Work required:
From the listing below, return each line that includes "this".

-- start The records --

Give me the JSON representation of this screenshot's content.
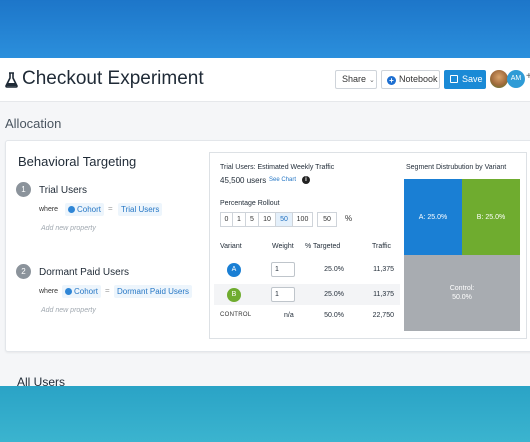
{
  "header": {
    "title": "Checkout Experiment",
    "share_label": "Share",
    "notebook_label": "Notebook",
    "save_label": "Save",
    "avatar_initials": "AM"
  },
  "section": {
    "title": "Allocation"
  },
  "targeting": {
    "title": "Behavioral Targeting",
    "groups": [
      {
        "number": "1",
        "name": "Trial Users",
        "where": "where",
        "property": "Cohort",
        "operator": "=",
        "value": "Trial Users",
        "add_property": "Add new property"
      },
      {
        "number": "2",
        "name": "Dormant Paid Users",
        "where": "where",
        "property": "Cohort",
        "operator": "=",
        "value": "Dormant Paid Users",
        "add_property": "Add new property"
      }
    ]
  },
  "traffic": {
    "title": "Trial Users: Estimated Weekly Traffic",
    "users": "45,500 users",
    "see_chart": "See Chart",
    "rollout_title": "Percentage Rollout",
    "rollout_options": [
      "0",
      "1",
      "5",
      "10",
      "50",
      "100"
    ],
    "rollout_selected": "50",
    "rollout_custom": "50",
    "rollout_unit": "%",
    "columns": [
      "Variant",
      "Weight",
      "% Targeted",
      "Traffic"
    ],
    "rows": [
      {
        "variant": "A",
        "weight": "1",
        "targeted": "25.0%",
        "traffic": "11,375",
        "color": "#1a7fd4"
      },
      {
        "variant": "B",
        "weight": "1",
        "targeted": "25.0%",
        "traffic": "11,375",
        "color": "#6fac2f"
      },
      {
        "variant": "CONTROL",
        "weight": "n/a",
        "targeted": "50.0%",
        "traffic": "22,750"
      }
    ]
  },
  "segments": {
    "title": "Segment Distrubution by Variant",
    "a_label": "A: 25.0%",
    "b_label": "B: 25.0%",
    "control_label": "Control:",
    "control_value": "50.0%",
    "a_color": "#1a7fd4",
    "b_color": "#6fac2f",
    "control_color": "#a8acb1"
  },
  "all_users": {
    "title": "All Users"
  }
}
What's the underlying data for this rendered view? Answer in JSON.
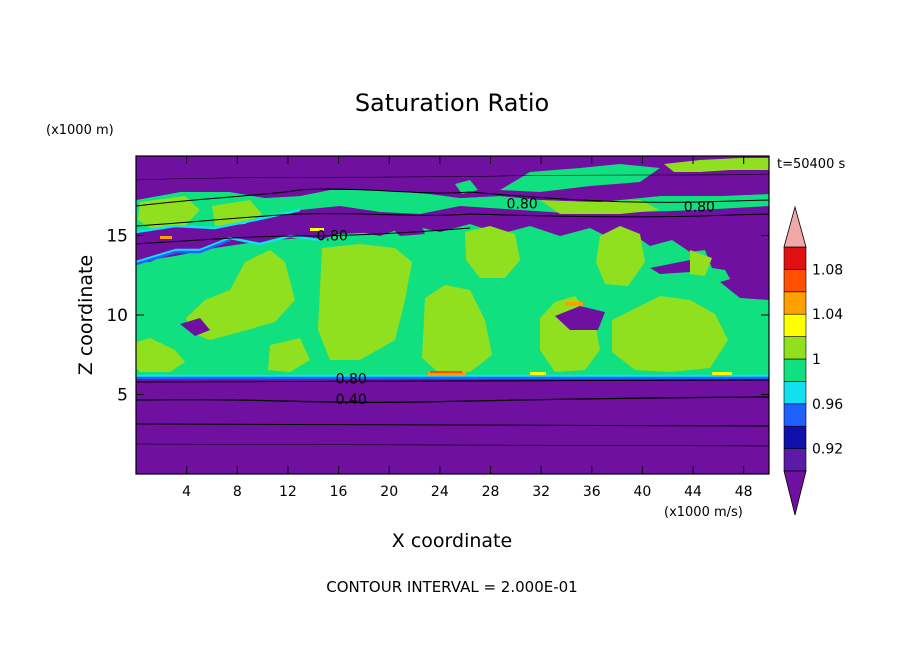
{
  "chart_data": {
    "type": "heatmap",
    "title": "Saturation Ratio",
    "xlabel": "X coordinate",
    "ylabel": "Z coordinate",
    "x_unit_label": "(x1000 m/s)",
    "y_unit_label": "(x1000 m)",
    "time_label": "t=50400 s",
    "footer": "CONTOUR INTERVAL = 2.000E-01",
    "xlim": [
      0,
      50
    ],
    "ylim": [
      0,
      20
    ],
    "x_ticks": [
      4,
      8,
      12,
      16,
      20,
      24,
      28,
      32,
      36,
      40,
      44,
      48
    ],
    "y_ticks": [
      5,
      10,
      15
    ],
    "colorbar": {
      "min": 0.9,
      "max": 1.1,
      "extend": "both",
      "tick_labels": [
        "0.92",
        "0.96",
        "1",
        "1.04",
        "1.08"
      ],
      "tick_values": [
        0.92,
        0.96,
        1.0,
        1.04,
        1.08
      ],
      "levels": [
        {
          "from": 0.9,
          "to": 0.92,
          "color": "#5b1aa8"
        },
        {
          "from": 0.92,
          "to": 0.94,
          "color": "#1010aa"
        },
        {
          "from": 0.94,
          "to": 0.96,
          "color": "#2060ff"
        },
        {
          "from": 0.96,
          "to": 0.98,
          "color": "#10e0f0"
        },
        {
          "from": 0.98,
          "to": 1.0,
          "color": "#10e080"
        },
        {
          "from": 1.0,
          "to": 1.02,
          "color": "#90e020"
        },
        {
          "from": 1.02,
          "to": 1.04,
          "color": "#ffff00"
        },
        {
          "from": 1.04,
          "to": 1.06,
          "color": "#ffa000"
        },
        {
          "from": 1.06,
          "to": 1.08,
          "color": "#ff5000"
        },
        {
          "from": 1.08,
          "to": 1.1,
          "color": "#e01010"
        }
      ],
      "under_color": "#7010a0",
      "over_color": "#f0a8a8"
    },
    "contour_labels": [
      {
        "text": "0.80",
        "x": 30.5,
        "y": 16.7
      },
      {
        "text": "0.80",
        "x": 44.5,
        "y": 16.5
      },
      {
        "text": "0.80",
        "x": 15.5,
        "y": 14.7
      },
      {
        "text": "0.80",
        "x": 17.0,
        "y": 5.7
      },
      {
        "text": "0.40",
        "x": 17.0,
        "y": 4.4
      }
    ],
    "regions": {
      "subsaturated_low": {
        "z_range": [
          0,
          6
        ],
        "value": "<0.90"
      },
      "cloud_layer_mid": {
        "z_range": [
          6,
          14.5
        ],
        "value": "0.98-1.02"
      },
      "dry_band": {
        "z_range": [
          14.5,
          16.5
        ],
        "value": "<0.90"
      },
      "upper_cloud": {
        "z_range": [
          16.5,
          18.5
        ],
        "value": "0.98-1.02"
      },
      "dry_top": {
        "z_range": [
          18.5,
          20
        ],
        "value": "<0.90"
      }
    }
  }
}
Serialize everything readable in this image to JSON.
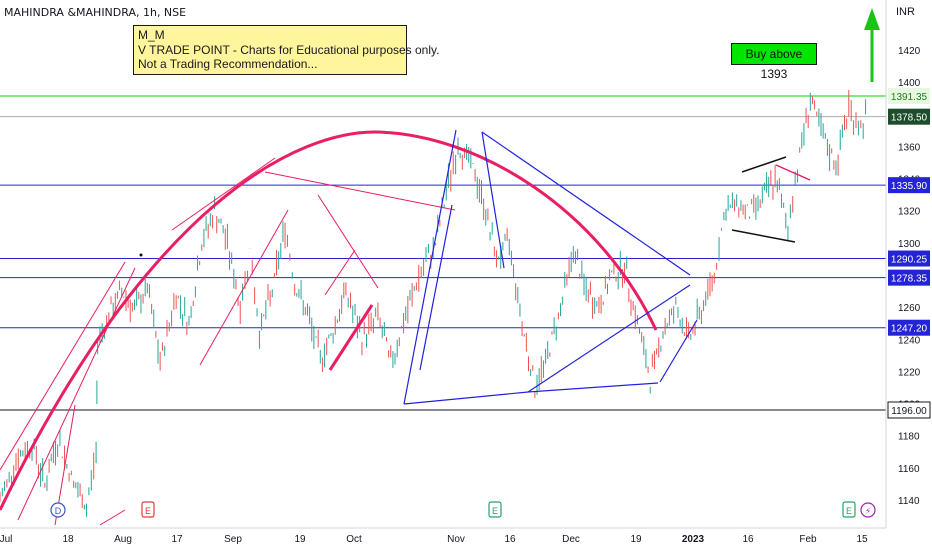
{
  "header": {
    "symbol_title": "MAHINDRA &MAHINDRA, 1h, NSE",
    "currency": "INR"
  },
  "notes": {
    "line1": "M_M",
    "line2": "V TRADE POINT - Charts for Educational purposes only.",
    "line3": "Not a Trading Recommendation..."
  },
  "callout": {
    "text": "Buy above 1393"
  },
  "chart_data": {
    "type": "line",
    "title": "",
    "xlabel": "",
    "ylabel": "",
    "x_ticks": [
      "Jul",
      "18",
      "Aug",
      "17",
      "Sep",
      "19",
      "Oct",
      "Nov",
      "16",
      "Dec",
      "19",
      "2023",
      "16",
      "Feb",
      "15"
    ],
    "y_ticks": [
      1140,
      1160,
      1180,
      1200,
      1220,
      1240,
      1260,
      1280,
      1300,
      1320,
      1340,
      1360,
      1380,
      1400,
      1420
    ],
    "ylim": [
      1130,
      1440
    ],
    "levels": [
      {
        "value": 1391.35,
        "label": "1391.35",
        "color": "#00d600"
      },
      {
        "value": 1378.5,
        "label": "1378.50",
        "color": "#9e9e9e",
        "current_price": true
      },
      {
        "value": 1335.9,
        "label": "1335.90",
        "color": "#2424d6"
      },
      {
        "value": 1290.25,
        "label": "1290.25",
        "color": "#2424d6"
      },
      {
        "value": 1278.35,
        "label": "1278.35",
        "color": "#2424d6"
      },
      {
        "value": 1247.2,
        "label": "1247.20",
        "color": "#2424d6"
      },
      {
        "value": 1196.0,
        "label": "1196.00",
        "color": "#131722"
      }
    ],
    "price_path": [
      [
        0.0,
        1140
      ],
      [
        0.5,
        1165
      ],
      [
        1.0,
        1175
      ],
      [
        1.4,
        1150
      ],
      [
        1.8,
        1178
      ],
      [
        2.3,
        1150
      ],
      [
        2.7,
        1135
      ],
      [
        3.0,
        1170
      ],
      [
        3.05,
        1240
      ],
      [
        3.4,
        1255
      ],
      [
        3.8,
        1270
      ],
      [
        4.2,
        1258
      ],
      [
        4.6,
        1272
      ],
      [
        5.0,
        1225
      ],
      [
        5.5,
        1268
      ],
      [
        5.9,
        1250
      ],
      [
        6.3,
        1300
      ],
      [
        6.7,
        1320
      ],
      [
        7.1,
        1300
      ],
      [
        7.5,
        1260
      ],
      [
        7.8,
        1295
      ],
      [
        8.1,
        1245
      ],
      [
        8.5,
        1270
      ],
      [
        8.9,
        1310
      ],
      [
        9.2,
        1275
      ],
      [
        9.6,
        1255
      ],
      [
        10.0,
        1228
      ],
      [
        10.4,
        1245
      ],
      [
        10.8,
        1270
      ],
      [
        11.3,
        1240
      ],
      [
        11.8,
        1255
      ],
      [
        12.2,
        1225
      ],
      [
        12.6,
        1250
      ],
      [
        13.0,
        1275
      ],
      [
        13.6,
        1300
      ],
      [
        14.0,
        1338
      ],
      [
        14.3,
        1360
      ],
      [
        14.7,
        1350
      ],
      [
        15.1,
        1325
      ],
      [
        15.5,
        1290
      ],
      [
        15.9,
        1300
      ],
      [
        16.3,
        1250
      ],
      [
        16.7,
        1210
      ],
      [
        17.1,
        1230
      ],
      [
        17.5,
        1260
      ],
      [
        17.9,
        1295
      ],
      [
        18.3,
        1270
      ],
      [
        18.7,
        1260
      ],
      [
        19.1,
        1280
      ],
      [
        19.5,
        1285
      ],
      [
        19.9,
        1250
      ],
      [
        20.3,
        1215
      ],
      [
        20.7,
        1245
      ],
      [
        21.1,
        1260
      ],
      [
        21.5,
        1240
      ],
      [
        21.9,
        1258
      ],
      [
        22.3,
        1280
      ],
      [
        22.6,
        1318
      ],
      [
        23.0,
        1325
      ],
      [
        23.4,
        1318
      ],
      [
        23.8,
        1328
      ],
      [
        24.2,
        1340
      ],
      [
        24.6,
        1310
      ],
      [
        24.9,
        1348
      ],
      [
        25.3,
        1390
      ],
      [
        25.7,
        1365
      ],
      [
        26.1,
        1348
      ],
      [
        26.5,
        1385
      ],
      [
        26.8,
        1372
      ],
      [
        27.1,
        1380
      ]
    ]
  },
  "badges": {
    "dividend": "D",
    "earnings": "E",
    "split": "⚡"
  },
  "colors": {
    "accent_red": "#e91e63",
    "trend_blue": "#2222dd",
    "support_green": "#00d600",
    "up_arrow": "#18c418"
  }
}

-- end The records --
-- start The records --

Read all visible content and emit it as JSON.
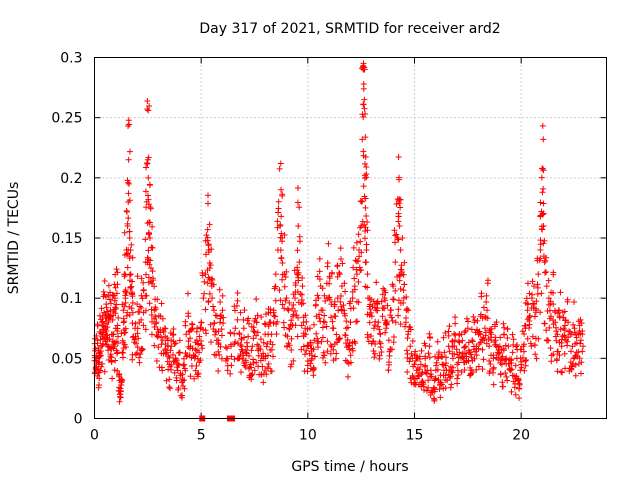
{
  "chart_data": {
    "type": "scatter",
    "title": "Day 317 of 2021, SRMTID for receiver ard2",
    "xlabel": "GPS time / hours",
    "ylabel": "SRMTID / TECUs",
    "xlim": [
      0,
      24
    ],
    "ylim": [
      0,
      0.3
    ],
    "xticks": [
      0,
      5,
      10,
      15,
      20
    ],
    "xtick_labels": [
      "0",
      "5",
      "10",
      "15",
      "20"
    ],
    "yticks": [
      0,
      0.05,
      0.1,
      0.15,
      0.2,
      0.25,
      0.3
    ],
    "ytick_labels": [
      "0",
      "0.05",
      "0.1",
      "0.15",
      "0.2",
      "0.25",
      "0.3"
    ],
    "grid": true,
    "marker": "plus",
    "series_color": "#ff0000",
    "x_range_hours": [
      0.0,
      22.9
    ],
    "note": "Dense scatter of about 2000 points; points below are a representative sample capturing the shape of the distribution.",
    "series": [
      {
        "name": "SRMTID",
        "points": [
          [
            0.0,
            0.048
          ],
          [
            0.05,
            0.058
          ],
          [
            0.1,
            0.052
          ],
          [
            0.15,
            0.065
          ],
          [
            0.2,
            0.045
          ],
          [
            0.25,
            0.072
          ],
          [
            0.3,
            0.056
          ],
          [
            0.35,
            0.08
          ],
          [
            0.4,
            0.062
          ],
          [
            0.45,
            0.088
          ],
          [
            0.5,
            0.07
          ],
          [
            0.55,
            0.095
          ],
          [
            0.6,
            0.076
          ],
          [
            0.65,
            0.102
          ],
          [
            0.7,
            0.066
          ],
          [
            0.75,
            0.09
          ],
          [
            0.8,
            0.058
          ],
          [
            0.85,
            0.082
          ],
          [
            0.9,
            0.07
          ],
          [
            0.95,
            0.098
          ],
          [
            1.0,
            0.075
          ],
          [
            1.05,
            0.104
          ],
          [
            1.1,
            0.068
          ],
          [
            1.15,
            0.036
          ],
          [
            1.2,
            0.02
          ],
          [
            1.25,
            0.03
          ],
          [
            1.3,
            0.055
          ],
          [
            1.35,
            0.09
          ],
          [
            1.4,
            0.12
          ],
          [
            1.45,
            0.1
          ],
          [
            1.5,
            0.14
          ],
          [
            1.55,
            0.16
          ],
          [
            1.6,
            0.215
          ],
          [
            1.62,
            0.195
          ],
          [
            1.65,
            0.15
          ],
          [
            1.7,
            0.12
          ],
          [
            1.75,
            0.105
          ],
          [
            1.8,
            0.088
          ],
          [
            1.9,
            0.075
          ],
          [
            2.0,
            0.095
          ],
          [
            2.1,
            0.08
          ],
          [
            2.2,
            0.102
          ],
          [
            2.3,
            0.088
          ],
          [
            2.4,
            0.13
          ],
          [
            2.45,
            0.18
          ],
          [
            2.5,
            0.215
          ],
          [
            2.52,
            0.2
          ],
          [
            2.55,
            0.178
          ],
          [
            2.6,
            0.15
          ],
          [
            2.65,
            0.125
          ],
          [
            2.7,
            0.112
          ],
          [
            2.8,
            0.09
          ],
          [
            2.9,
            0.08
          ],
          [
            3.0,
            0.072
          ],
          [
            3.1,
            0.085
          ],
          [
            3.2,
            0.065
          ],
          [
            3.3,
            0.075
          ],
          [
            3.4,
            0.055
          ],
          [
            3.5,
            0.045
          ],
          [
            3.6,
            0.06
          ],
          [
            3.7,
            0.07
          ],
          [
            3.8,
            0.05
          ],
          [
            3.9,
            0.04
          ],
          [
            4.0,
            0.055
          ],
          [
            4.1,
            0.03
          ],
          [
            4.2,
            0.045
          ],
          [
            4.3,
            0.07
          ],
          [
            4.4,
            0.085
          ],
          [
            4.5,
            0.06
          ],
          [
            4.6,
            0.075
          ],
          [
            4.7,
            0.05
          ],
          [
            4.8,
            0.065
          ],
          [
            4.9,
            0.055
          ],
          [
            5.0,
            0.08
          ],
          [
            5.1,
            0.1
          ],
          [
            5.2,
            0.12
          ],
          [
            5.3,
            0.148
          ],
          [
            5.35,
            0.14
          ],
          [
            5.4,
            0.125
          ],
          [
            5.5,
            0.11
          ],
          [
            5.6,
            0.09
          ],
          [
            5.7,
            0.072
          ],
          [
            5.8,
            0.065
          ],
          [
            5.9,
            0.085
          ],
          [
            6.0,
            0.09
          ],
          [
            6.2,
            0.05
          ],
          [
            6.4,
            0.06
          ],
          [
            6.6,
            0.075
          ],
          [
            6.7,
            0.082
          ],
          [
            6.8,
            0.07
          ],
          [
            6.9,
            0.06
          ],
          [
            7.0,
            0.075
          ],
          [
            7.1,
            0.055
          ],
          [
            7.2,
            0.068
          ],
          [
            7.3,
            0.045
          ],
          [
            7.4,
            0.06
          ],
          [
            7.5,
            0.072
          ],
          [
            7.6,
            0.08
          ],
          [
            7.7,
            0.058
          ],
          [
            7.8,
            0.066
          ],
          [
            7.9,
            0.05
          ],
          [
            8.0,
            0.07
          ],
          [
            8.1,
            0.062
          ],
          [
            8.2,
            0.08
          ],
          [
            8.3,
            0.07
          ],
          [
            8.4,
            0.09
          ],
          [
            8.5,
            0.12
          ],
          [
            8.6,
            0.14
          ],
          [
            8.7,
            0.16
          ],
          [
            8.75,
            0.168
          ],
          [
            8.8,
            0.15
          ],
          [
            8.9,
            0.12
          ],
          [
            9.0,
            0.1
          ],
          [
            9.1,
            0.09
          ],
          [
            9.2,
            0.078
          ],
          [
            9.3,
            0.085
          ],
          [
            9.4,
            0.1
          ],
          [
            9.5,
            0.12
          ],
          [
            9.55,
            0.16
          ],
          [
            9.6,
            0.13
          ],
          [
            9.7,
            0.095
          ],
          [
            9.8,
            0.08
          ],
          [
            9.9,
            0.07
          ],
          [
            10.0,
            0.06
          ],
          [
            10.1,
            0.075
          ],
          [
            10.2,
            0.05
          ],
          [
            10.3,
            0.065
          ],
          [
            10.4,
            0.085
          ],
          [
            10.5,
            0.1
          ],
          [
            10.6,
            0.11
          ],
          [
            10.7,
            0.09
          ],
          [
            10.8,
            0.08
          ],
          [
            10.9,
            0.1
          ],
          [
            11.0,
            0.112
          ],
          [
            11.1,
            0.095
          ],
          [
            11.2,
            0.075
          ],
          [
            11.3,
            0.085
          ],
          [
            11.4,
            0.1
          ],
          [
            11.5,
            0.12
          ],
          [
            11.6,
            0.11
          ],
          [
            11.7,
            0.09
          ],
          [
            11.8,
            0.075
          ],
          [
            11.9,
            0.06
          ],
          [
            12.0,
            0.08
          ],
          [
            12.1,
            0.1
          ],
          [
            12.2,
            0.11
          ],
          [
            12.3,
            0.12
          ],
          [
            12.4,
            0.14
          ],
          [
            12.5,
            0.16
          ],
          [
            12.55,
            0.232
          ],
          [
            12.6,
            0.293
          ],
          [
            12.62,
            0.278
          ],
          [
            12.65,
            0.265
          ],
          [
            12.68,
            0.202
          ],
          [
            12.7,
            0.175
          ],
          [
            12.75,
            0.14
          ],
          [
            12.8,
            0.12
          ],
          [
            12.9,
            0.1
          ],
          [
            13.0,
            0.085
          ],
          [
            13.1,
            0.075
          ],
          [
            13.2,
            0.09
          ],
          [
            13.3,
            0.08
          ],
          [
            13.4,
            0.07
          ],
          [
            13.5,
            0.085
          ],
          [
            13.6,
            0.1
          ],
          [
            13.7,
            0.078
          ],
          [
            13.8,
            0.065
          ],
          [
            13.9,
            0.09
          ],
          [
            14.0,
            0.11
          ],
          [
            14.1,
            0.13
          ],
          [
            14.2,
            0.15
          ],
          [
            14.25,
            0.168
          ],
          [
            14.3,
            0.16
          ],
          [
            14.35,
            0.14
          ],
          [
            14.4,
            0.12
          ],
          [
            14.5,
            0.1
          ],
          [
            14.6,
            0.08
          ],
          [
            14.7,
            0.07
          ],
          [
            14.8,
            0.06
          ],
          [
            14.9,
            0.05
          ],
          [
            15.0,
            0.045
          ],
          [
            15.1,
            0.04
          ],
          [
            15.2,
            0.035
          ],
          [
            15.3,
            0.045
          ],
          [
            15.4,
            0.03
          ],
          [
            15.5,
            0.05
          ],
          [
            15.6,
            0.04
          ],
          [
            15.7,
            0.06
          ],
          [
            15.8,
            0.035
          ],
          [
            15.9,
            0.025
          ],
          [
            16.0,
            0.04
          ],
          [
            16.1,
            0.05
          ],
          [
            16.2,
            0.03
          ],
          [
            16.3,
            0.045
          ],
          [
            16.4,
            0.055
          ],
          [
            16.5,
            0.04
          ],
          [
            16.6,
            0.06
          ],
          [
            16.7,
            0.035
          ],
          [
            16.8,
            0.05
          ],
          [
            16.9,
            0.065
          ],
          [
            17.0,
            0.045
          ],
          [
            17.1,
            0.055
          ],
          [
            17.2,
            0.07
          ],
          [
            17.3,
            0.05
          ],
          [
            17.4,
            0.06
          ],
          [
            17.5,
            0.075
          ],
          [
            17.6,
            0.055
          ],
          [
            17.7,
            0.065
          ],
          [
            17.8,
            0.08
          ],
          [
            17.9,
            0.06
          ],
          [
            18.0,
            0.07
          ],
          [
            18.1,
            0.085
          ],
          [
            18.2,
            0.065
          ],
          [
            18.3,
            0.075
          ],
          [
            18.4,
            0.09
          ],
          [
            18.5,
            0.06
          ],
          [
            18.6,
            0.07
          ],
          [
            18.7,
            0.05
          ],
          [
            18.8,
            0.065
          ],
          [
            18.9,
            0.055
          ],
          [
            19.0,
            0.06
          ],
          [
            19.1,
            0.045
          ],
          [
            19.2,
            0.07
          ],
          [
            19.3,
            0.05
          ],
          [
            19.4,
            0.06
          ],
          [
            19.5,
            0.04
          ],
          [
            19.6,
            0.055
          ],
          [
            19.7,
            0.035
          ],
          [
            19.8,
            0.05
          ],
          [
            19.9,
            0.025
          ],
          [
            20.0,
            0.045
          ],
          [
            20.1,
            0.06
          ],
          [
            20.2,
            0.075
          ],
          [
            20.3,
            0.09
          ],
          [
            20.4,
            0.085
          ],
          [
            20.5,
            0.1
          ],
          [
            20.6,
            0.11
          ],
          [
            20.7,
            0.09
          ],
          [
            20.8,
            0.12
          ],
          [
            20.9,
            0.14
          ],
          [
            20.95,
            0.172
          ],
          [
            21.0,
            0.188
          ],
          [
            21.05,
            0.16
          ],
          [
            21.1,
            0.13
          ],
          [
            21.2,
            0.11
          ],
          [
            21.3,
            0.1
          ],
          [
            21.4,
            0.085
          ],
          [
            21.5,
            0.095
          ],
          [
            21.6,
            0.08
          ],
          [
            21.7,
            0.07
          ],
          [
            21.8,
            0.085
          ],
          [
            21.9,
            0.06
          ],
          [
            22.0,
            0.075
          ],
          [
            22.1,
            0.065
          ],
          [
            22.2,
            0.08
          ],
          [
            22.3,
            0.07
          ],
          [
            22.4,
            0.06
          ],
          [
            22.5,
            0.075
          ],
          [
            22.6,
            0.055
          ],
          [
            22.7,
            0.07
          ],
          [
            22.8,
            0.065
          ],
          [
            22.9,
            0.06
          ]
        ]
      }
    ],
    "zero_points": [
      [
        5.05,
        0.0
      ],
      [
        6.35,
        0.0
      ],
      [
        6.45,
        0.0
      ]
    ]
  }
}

-- end The records --

Output below:
Give me the JSON representation of this screenshot's content.
What's the underlying data for this rendered view? Answer in JSON.
Serialize everything readable in this image to JSON.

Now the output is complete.